Repeat each line word for word.
━━━━
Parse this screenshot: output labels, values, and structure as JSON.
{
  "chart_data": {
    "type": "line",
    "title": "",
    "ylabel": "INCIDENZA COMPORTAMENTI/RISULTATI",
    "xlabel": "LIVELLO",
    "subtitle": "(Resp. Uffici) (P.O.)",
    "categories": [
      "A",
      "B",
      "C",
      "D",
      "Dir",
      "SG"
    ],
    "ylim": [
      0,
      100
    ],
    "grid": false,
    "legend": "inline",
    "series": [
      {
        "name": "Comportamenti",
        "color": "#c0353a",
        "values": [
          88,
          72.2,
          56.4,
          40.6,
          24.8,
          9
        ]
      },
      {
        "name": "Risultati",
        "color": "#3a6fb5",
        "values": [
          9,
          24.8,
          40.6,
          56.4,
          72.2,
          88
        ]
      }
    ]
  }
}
━━━━
:: Written response ::
Parse this screenshot: output labels, values, and structure as JSON.
{
  "chart_data": {
    "type": "line",
    "title": "",
    "ylabel": "INCIDENZA COMPORTAMENTI/RISULTATI",
    "xlabel": "LIVELLO",
    "subtitle": "(Resp. Uffici) (P.O.)",
    "categories": [
      "A",
      "B",
      "C",
      "D",
      "Dir",
      "SG"
    ],
    "ylim": [
      0,
      100
    ],
    "grid": false,
    "legend": "inline",
    "series": [
      {
        "name": "Comportamenti",
        "color": "#c0353a",
        "values": [
          88,
          72.2,
          56.4,
          40.6,
          24.8,
          9
        ]
      },
      {
        "name": "Risultati",
        "color": "#3a6fb5",
        "values": [
          9,
          24.8,
          40.6,
          56.4,
          72.2,
          88
        ]
      }
    ]
  }
}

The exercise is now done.